# What to do
Copy out each line of the data holding "ffffff".

(Stored data)
———

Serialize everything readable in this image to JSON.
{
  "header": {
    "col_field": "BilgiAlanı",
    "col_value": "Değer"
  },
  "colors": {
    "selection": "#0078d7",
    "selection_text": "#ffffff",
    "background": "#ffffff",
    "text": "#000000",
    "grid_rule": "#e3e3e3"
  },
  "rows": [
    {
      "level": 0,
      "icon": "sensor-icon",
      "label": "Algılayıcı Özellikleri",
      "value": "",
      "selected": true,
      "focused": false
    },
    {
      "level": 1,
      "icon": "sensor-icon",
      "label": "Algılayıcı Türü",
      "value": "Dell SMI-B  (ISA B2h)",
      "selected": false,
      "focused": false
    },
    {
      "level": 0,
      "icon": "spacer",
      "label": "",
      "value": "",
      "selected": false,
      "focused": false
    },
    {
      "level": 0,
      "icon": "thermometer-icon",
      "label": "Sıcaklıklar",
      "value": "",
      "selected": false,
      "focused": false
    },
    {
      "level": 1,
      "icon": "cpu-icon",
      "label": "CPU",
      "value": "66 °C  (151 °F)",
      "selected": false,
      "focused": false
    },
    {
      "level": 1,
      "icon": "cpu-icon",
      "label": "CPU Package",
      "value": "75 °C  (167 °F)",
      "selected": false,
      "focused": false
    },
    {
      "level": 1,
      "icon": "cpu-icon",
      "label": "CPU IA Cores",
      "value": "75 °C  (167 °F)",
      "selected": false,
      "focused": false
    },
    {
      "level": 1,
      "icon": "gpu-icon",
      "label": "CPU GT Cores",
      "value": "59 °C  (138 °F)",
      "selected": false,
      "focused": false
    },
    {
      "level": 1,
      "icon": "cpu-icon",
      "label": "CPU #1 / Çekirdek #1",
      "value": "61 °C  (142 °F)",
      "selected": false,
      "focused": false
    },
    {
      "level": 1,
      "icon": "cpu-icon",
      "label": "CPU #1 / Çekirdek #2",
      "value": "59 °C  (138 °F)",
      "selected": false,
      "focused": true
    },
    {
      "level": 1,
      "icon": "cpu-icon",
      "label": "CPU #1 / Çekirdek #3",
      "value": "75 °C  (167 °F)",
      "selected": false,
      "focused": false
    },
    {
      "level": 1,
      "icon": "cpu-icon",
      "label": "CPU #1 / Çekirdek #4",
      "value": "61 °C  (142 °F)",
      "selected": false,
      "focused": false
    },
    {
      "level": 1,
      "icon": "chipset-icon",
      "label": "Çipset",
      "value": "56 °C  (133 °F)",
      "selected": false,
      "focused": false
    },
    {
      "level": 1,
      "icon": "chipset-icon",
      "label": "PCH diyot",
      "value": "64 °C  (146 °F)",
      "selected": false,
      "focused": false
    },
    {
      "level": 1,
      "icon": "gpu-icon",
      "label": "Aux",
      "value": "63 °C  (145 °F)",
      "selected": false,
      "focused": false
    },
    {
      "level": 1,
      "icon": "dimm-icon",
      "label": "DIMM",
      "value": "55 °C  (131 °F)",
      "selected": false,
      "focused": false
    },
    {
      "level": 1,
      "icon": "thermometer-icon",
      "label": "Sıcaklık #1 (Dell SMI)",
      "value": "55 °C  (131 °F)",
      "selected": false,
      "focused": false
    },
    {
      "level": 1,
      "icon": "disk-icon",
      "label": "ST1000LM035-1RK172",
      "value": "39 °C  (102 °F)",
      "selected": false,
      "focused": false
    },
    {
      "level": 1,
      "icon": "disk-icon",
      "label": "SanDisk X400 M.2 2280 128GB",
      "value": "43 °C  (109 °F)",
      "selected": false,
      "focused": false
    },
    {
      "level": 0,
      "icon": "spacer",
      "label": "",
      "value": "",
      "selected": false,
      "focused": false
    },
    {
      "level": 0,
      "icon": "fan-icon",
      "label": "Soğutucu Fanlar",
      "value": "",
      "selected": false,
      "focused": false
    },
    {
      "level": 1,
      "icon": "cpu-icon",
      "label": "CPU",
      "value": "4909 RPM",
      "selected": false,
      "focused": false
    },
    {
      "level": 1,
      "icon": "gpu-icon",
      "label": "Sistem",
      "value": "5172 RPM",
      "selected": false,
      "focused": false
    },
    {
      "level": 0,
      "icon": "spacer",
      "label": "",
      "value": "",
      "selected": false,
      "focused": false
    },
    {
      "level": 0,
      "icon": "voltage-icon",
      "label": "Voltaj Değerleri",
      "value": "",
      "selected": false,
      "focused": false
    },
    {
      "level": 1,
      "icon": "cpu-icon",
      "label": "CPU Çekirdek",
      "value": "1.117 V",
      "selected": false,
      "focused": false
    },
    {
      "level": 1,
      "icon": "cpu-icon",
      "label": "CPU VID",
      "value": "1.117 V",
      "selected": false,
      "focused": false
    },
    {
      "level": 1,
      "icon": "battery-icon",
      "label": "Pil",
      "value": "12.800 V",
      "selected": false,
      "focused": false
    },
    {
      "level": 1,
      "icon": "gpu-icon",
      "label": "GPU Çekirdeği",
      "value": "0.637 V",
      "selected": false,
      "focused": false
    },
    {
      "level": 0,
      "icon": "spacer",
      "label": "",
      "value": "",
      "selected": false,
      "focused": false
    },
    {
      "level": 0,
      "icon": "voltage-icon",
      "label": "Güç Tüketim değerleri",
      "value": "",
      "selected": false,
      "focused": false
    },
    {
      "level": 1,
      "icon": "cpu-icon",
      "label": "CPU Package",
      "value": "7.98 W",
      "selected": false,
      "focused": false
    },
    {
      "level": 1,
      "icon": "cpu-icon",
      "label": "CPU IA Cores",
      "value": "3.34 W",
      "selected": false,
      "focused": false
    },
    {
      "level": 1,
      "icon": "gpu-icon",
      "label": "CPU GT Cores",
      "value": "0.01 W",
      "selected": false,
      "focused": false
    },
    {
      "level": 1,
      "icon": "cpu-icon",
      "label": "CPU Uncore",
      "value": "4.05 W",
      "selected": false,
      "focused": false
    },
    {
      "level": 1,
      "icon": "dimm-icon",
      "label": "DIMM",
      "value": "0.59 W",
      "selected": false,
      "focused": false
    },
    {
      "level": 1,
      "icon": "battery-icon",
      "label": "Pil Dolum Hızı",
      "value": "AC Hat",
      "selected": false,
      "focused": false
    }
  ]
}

———

# Reply to the task
    "selection_text": "#ffffff",
    "background": "#ffffff",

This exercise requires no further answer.